- _RECORDS FOR THE EXERCISE_:

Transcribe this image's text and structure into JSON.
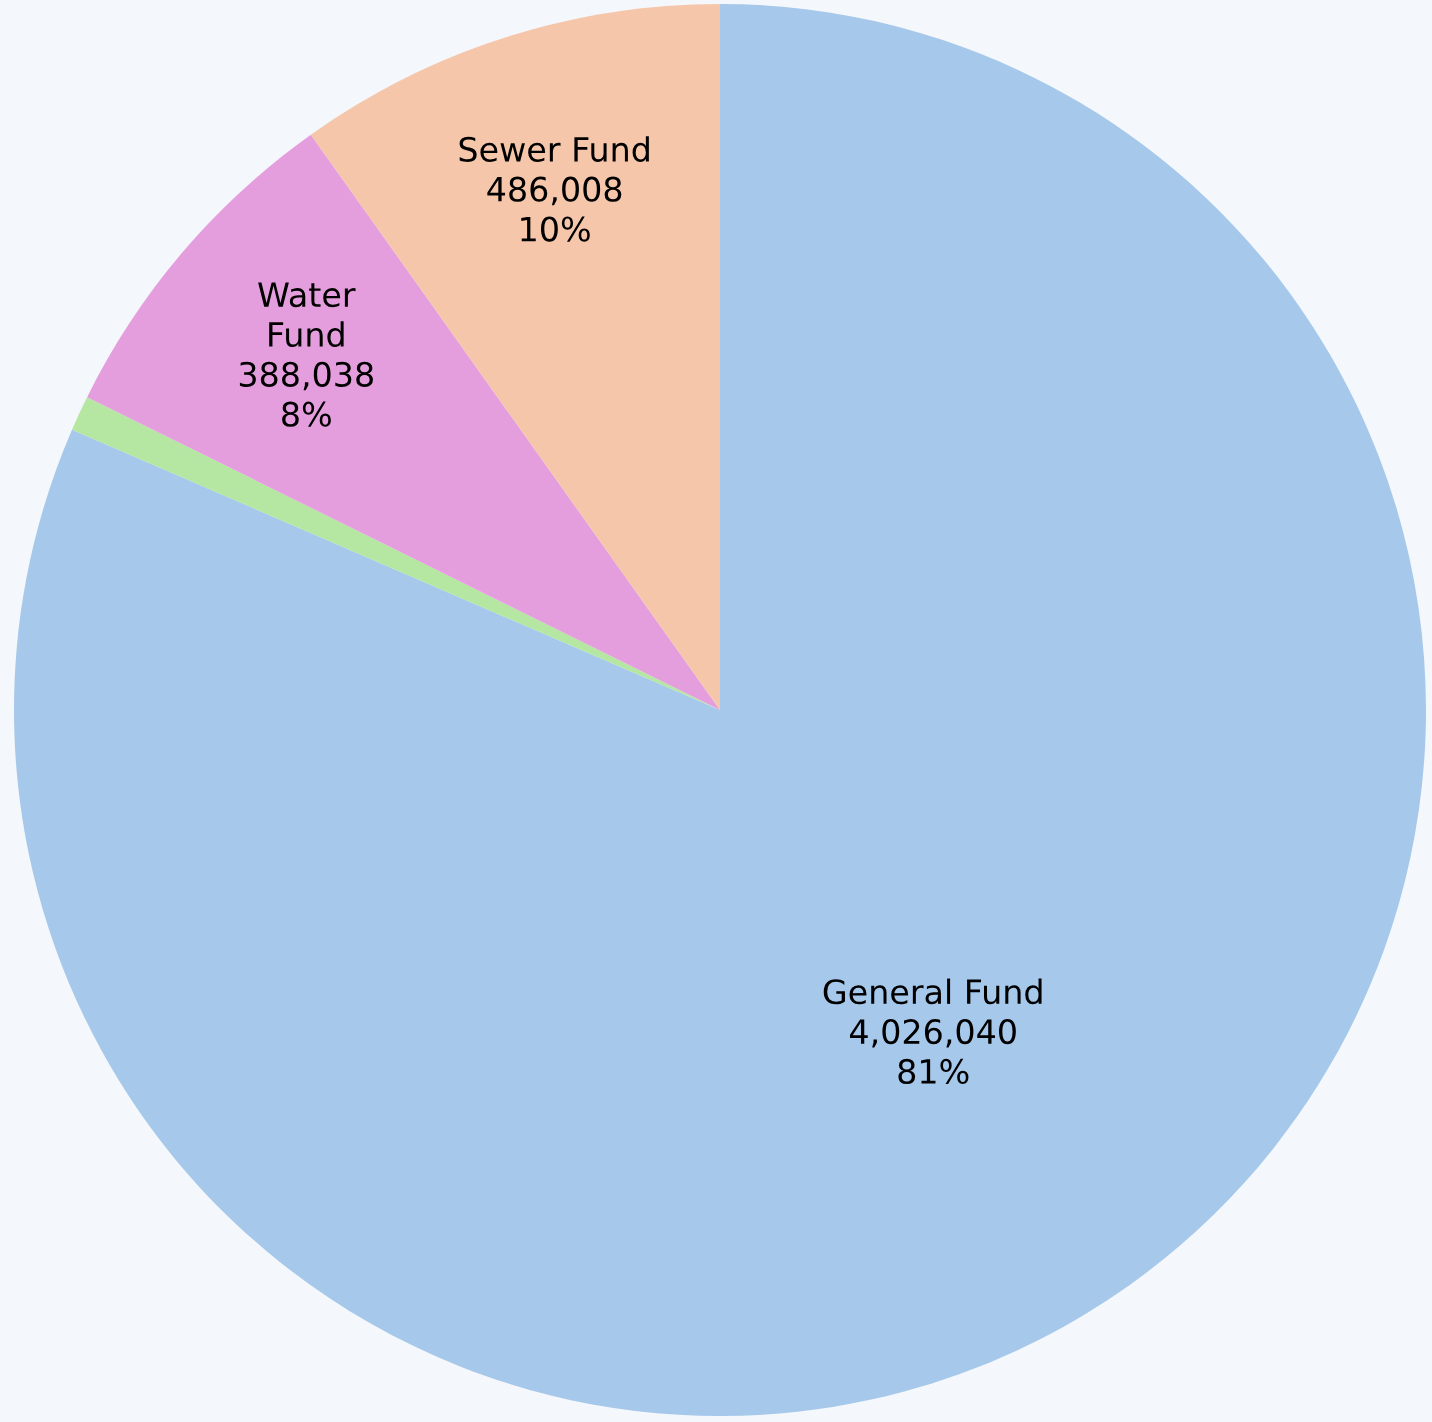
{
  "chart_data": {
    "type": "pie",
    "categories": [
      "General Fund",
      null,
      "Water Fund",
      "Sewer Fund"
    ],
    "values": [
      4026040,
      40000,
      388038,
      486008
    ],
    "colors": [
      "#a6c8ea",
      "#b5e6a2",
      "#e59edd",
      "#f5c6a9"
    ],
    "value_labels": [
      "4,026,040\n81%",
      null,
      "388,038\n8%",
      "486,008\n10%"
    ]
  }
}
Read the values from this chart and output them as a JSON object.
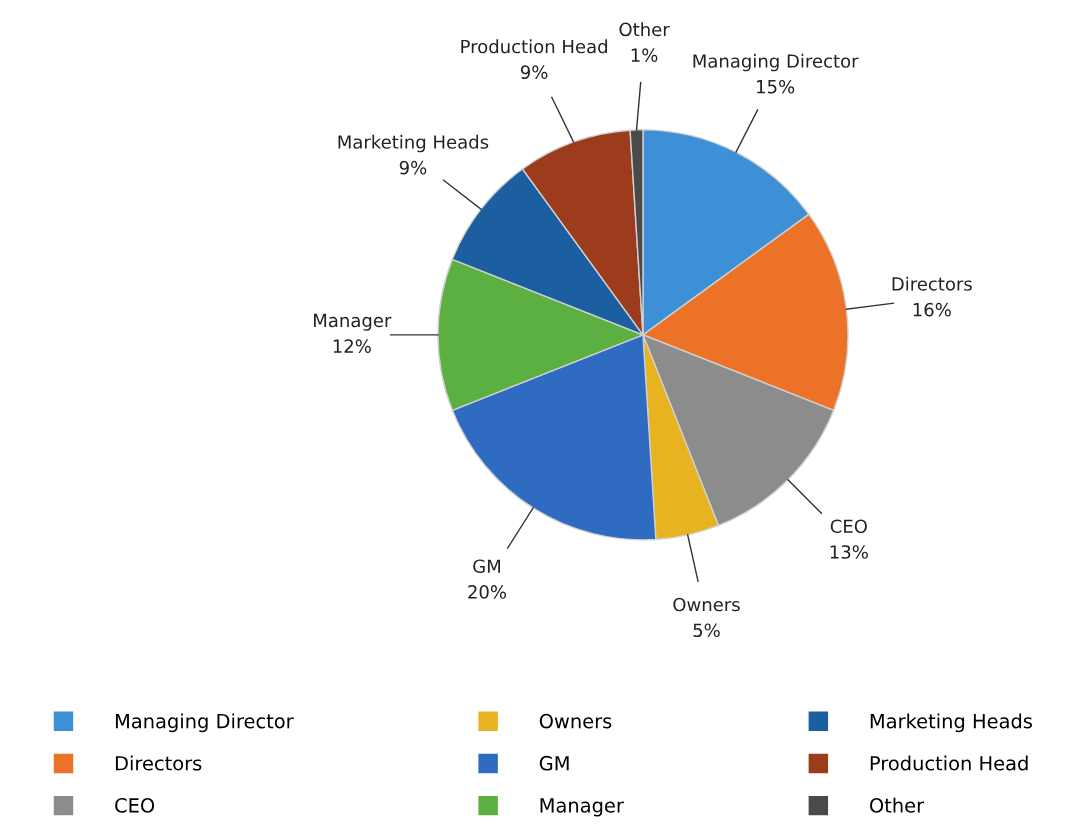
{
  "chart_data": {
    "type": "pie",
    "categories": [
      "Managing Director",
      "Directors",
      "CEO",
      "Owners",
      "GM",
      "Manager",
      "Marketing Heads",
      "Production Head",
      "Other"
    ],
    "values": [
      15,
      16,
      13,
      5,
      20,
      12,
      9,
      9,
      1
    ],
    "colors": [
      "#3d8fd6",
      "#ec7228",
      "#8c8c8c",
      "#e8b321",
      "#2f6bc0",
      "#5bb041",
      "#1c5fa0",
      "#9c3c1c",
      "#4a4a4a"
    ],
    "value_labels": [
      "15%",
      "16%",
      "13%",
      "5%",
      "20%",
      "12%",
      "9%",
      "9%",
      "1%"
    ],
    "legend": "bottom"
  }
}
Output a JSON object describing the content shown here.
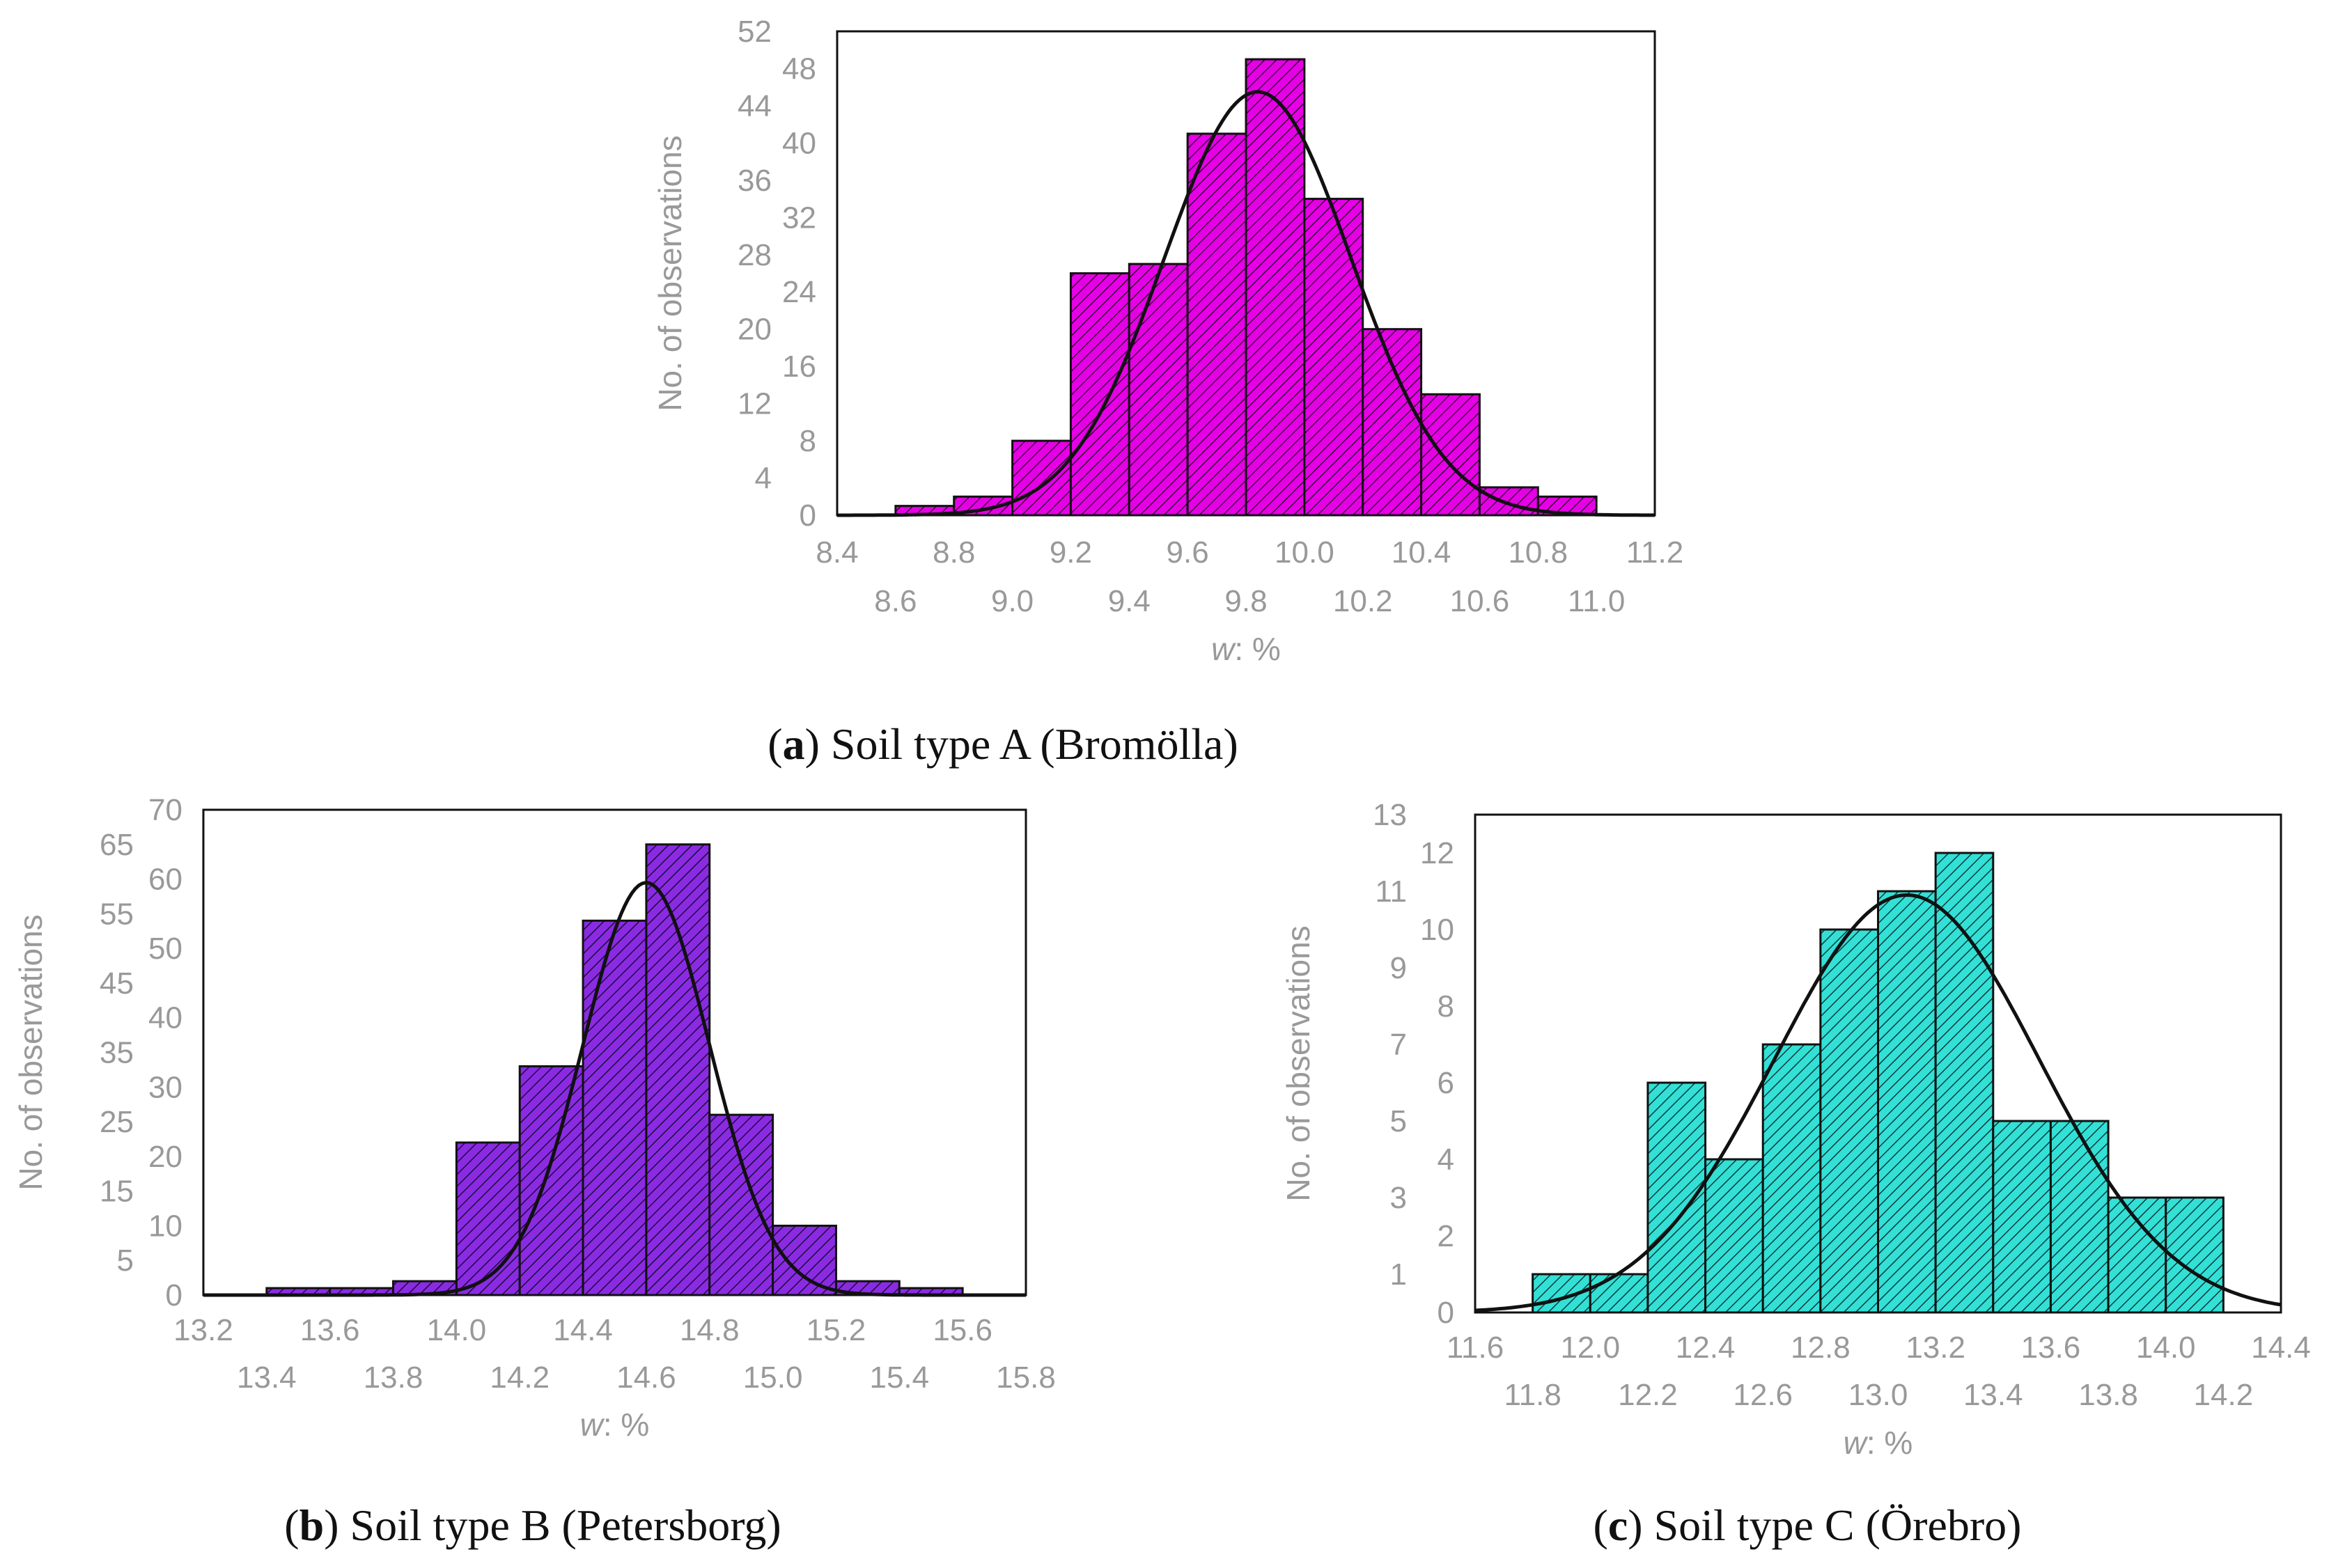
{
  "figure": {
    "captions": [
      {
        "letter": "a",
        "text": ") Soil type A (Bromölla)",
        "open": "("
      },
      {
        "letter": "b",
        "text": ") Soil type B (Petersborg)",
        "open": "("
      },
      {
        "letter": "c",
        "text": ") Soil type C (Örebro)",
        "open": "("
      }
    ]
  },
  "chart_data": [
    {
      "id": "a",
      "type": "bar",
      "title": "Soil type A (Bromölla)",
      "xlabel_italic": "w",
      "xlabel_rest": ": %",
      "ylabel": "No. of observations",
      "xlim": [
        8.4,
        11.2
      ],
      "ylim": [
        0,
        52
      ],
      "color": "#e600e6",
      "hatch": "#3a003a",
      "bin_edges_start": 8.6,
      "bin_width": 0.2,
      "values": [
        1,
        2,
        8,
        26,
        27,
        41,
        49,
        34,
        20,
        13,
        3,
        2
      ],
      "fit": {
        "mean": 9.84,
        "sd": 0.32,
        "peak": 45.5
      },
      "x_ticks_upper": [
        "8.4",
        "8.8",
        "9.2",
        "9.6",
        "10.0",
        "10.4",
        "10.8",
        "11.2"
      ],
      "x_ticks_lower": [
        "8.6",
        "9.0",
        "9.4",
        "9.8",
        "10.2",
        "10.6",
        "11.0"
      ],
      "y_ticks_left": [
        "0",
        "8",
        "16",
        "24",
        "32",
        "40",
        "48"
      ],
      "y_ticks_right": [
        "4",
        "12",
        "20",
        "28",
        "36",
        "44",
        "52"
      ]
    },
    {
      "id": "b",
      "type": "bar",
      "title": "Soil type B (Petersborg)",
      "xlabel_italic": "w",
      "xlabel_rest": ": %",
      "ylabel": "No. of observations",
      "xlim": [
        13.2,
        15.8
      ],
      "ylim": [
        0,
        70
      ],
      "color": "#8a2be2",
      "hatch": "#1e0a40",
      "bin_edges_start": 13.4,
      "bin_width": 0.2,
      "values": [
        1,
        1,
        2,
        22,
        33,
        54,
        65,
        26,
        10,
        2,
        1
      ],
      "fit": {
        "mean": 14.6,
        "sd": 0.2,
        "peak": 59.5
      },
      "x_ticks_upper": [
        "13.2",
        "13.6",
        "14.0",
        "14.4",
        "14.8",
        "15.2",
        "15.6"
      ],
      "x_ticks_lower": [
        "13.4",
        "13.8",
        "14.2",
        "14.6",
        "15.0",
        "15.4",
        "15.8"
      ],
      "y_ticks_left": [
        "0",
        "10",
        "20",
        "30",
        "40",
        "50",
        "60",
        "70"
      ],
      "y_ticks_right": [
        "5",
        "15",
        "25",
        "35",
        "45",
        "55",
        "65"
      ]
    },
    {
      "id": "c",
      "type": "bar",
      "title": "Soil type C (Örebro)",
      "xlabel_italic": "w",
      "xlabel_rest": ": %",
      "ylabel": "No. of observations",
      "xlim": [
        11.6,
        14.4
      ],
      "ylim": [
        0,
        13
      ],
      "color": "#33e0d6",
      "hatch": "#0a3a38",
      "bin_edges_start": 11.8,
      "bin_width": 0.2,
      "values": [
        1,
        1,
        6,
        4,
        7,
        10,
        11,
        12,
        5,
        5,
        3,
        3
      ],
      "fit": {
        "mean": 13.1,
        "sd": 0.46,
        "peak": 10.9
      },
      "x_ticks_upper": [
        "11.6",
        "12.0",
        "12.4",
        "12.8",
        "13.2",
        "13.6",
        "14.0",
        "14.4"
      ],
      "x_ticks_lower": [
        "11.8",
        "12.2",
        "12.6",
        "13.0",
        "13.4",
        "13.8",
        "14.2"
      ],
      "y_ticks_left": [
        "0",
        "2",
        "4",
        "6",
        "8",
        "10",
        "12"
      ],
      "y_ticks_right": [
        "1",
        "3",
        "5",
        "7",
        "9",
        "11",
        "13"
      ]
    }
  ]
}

- _DESCRIPTION OF THE TASK_: Repeat the entries exactly. Pictures are excluded from the copy.

- _TASK RESULT_:
Transcribe this image's text and structure into JSON.
{
  "chart_data": {
    "type": "pie",
    "categories": [
      "General Fund",
      null,
      "Water Fund",
      "Sewer Fund"
    ],
    "values": [
      4026040,
      40000,
      388038,
      486008
    ],
    "colors": [
      "#a6c8ea",
      "#b5e6a2",
      "#e59edd",
      "#f5c6a9"
    ],
    "value_labels": [
      "4,026,040\n81%",
      null,
      "388,038\n8%",
      "486,008\n10%"
    ]
  }
}
Read the values from this chart and output them as a JSON object.
{
  "chart_data": {
    "type": "pie",
    "categories": [
      "Managing Director",
      "Directors",
      "CEO",
      "Owners",
      "GM",
      "Manager",
      "Marketing Heads",
      "Production Head",
      "Other"
    ],
    "values": [
      15,
      16,
      13,
      5,
      20,
      12,
      9,
      9,
      1
    ],
    "colors": [
      "#3d8fd6",
      "#ec7228",
      "#8c8c8c",
      "#e8b321",
      "#2f6bc0",
      "#5bb041",
      "#1c5fa0",
      "#9c3c1c",
      "#4a4a4a"
    ],
    "value_labels": [
      "15%",
      "16%",
      "13%",
      "5%",
      "20%",
      "12%",
      "9%",
      "9%",
      "1%"
    ],
    "legend": "bottom"
  }
}
Output a JSON object describing the content shown here.
{
  "figure": {
    "captions": [
      {
        "letter": "a",
        "text": ") Soil type A (Bromölla)",
        "open": "("
      },
      {
        "letter": "b",
        "text": ") Soil type B (Petersborg)",
        "open": "("
      },
      {
        "letter": "c",
        "text": ") Soil type C (Örebro)",
        "open": "("
      }
    ]
  },
  "chart_data": [
    {
      "id": "a",
      "type": "bar",
      "title": "Soil type A (Bromölla)",
      "xlabel_italic": "w",
      "xlabel_rest": ": %",
      "ylabel": "No. of observations",
      "xlim": [
        8.4,
        11.2
      ],
      "ylim": [
        0,
        52
      ],
      "color": "#e600e6",
      "hatch": "#3a003a",
      "bin_edges_start": 8.6,
      "bin_width": 0.2,
      "values": [
        1,
        2,
        8,
        26,
        27,
        41,
        49,
        34,
        20,
        13,
        3,
        2
      ],
      "fit": {
        "mean": 9.84,
        "sd": 0.32,
        "peak": 45.5
      },
      "x_ticks_upper": [
        "8.4",
        "8.8",
        "9.2",
        "9.6",
        "10.0",
        "10.4",
        "10.8",
        "11.2"
      ],
      "x_ticks_lower": [
        "8.6",
        "9.0",
        "9.4",
        "9.8",
        "10.2",
        "10.6",
        "11.0"
      ],
      "y_ticks_left": [
        "0",
        "8",
        "16",
        "24",
        "32",
        "40",
        "48"
      ],
      "y_ticks_right": [
        "4",
        "12",
        "20",
        "28",
        "36",
        "44",
        "52"
      ]
    },
    {
      "id": "b",
      "type": "bar",
      "title": "Soil type B (Petersborg)",
      "xlabel_italic": "w",
      "xlabel_rest": ": %",
      "ylabel": "No. of observations",
      "xlim": [
        13.2,
        15.8
      ],
      "ylim": [
        0,
        70
      ],
      "color": "#8a2be2",
      "hatch": "#1e0a40",
      "bin_edges_start": 13.4,
      "bin_width": 0.2,
      "values": [
        1,
        1,
        2,
        22,
        33,
        54,
        65,
        26,
        10,
        2,
        1
      ],
      "fit": {
        "mean": 14.6,
        "sd": 0.2,
        "peak": 59.5
      },
      "x_ticks_upper": [
        "13.2",
        "13.6",
        "14.0",
        "14.4",
        "14.8",
        "15.2",
        "15.6"
      ],
      "x_ticks_lower": [
        "13.4",
        "13.8",
        "14.2",
        "14.6",
        "15.0",
        "15.4",
        "15.8"
      ],
      "y_ticks_left": [
        "0",
        "10",
        "20",
        "30",
        "40",
        "50",
        "60",
        "70"
      ],
      "y_ticks_right": [
        "5",
        "15",
        "25",
        "35",
        "45",
        "55",
        "65"
      ]
    },
    {
      "id": "c",
      "type": "bar",
      "title": "Soil type C (Örebro)",
      "xlabel_italic": "w",
      "xlabel_rest": ": %",
      "ylabel": "No. of observations",
      "xlim": [
        11.6,
        14.4
      ],
      "ylim": [
        0,
        13
      ],
      "color": "#33e0d6",
      "hatch": "#0a3a38",
      "bin_edges_start": 11.8,
      "bin_width": 0.2,
      "values": [
        1,
        1,
        6,
        4,
        7,
        10,
        11,
        12,
        5,
        5,
        3,
        3
      ],
      "fit": {
        "mean": 13.1,
        "sd": 0.46,
        "peak": 10.9
      },
      "x_ticks_upper": [
        "11.6",
        "12.0",
        "12.4",
        "12.8",
        "13.2",
        "13.6",
        "14.0",
        "14.4"
      ],
      "x_ticks_lower": [
        "11.8",
        "12.2",
        "12.6",
        "13.0",
        "13.4",
        "13.8",
        "14.2"
      ],
      "y_ticks_left": [
        "0",
        "2",
        "4",
        "6",
        "8",
        "10",
        "12"
      ],
      "y_ticks_right": [
        "1",
        "3",
        "5",
        "7",
        "9",
        "11",
        "13"
      ]
    }
  ]
}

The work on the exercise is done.